WORK TO COMPLETE. Pull out each line of the data that includes the word "Compiler".

INPUT ROWS.
'''

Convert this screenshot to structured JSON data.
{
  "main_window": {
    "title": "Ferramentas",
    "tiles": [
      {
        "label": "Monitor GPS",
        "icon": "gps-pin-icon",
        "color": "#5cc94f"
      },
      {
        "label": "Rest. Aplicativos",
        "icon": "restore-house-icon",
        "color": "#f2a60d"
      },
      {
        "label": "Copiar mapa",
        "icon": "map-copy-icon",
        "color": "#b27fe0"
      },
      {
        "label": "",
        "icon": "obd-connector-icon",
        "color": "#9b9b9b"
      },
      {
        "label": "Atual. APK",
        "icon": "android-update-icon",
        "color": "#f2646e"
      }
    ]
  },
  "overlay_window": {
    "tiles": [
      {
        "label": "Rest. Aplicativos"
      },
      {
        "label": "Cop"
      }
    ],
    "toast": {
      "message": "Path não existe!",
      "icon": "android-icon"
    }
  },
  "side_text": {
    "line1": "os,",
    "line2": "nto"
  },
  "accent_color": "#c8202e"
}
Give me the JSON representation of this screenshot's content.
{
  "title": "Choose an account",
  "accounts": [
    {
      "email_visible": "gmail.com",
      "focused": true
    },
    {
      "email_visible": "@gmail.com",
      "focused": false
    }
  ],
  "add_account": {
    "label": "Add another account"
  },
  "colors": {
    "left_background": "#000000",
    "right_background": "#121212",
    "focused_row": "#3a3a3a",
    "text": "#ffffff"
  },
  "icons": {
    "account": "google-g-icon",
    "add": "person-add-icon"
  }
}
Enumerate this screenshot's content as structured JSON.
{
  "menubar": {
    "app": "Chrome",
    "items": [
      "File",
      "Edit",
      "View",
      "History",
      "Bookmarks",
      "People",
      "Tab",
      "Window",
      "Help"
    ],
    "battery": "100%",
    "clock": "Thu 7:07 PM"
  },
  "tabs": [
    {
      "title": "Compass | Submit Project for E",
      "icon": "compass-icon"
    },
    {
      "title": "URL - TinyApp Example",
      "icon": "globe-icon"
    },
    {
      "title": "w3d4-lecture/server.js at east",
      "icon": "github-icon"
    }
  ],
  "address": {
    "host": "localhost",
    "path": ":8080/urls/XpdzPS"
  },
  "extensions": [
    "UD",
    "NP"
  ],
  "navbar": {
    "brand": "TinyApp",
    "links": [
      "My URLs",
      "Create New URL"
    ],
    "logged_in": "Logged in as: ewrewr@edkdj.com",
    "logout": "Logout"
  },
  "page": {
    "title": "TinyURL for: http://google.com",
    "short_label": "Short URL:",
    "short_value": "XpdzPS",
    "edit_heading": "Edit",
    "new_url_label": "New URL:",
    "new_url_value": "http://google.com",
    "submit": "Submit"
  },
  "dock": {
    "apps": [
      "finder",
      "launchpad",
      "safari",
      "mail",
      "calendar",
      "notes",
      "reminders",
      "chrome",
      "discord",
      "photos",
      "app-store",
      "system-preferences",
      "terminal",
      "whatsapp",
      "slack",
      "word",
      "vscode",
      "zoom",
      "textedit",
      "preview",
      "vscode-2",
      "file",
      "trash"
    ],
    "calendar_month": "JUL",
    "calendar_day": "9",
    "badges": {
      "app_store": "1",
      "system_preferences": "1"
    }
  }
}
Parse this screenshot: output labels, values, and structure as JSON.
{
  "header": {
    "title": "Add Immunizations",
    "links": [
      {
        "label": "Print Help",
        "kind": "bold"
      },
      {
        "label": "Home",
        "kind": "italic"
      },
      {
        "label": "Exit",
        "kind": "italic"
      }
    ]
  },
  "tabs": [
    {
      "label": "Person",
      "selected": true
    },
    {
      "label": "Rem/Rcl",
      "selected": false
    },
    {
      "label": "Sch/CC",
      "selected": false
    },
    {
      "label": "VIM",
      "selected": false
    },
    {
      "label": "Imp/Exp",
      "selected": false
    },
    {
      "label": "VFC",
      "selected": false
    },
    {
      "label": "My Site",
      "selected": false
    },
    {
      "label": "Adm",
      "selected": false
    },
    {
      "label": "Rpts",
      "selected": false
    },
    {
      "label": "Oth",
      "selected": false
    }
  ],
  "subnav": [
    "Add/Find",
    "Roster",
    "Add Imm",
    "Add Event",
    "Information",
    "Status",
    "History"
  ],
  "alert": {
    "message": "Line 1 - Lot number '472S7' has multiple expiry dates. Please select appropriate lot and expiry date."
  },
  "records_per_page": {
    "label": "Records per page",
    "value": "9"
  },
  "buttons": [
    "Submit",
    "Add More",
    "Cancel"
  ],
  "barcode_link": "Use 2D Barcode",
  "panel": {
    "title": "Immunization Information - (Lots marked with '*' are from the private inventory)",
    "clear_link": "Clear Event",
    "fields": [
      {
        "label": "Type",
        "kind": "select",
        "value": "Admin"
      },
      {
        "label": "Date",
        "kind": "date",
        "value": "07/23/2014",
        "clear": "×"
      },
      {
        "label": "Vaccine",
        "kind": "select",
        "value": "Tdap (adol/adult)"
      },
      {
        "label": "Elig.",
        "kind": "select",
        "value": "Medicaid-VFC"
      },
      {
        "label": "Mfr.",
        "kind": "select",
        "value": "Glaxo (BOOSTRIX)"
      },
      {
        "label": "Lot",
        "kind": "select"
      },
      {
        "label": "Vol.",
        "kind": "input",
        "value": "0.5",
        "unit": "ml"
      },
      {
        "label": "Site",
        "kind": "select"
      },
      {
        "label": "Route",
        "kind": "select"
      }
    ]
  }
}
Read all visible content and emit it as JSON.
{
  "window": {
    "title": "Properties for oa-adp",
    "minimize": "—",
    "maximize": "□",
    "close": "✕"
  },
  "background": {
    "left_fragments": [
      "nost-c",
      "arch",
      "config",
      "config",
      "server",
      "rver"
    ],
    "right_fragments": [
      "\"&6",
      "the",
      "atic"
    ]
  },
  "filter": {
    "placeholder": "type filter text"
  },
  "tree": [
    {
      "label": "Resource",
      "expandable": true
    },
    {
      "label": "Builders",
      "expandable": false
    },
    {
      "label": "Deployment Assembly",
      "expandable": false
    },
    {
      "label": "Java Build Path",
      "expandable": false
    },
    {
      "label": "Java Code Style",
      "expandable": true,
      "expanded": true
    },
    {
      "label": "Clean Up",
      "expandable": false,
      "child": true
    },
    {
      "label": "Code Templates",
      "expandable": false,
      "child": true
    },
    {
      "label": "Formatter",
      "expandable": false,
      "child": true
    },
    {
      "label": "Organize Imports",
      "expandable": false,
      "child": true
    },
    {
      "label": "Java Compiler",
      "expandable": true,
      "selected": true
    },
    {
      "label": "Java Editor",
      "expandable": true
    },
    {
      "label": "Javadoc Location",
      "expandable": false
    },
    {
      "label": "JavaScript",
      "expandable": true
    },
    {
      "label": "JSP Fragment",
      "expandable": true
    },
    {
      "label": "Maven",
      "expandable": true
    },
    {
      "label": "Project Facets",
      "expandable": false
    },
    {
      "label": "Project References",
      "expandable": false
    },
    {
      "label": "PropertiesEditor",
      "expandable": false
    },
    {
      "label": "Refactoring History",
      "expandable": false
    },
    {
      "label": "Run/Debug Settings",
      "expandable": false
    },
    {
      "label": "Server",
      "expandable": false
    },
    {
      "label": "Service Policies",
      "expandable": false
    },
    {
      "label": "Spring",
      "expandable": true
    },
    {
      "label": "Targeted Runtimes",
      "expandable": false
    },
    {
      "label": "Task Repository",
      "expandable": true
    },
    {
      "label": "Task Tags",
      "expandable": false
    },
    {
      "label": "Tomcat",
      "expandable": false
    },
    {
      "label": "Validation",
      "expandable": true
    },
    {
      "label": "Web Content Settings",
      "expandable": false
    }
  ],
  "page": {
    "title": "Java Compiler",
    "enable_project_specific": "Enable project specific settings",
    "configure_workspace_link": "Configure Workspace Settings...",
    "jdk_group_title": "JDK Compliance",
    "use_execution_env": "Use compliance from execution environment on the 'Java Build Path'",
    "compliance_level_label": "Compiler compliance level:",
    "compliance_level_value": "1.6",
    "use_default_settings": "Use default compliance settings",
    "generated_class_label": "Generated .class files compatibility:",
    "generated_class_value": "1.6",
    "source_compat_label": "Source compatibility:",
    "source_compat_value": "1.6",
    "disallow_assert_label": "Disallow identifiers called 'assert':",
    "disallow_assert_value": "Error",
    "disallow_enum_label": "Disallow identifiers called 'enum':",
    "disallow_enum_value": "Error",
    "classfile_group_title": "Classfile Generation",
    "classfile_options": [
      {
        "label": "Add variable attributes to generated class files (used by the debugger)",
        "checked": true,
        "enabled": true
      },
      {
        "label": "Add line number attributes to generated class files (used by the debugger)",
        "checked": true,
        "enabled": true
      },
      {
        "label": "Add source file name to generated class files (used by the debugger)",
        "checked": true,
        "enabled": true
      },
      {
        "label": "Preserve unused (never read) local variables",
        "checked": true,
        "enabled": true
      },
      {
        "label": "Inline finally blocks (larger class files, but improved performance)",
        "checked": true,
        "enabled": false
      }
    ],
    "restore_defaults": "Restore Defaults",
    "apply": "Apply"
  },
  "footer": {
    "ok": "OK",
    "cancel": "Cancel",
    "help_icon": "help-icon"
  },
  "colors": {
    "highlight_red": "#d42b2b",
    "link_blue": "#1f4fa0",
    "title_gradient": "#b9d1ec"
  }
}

'''

RESULT OF THE EXERCISE.
      "label": "Java Compiler",
    "title": "Java Compiler",
    "compliance_level_label": "Compiler compliance level:",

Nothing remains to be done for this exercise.